Problem description: Could you write out every entry exactly as it stands?

^^^^^^^^^^^^^^^^

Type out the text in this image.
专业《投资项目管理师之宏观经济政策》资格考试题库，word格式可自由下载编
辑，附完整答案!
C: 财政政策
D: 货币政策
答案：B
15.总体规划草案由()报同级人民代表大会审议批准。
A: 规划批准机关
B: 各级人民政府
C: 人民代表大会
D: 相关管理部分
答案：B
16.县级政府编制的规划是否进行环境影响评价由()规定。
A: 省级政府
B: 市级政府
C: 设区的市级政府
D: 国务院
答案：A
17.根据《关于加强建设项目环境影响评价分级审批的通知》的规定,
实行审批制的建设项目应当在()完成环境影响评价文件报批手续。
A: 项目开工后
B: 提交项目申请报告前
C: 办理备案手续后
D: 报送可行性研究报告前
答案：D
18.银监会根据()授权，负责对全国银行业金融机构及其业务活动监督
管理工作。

^^^^^^^^^^^^^^^^

Complete answer:
Type out the text in this image.
专业《投资项目管理师之宏观经济政策》资格考试题库，word格式可自由下载编
辑，附完整答案!
C: 财政政策
D: 货币政策
答案：B
15.总体规划草案由()报同级人民代表大会审议批准。
A: 规划批准机关
B: 各级人民政府
C: 人民代表大会
D: 相关管理部分
答案：B
16.县级政府编制的规划是否进行环境影响评价由()规定。
A: 省级政府
B: 市级政府
C: 设区的市级政府
D: 国务院
答案：A
17.根据《关于加强建设项目环境影响评价分级审批的通知》的规定,
实行审批制的建设项目应当在()完成环境影响评价文件报批手续。
A: 项目开工后
B: 提交项目申请报告前
C: 办理备案手续后
D: 报送可行性研究报告前
答案：D
18.银监会根据()授权，负责对全国银行业金融机构及其业务活动监督
管理工作。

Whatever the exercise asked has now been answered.